__Aim of the exercise__
Copy all the material below, exactly as it stands.

__Stored data__
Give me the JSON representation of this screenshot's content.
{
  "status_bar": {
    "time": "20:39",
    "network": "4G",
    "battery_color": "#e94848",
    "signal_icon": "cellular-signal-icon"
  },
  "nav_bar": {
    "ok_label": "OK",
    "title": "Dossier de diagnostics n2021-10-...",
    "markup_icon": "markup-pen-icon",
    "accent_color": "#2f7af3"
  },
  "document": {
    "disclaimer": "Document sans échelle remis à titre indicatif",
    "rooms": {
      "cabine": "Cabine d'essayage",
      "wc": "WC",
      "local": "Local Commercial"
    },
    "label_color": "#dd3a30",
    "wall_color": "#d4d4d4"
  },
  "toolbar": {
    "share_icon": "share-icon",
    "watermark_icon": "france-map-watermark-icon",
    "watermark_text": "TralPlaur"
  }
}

__Written response__
Give me the JSON representation of this screenshot's content.
{
  "status_bar": {
    "time": "20:39",
    "network": "4G",
    "battery_color": "#e94848",
    "signal_icon": "cellular-signal-icon"
  },
  "nav_bar": {
    "ok_label": "OK",
    "title": "Dossier de diagnostics n2021-10-...",
    "markup_icon": "markup-pen-icon",
    "accent_color": "#2f7af3"
  },
  "document": {
    "disclaimer": "Document sans échelle remis à titre indicatif",
    "rooms": {
      "cabine": "Cabine d'essayage",
      "wc": "WC",
      "local": "Local Commercial"
    },
    "label_color": "#dd3a30",
    "wall_color": "#d4d4d4"
  },
  "toolbar": {
    "share_icon": "share-icon",
    "watermark_icon": "france-map-watermark-icon",
    "watermark_text": "TralPlaur"
  }
}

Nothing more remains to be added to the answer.